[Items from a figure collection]

-*-*-

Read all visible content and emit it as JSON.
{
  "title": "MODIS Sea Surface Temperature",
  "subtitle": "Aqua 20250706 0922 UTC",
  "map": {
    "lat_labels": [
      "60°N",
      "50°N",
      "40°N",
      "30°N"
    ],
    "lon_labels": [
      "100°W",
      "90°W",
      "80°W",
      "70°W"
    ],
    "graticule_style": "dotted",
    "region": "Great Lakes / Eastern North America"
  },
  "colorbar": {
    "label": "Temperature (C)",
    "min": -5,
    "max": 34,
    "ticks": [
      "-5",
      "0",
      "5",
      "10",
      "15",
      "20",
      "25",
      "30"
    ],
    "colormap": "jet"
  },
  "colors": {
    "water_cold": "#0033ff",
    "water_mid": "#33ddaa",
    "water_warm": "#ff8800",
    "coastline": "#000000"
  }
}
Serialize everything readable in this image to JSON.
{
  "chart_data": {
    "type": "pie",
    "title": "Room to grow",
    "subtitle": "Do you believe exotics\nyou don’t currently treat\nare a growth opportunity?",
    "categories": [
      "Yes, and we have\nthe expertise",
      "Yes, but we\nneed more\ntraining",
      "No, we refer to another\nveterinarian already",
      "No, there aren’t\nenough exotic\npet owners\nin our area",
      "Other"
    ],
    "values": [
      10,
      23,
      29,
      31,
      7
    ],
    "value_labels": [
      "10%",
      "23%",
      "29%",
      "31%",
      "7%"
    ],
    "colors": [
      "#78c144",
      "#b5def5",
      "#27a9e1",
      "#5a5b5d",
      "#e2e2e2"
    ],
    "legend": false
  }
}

-*-*-

**EXERCISE DIRECTIONS**
Go through the records and show every line with the string "Temperature" in it.

**TASK RESULT**
  "title": "MODIS Sea Surface Temperature",
    "label": "Temperature (C)",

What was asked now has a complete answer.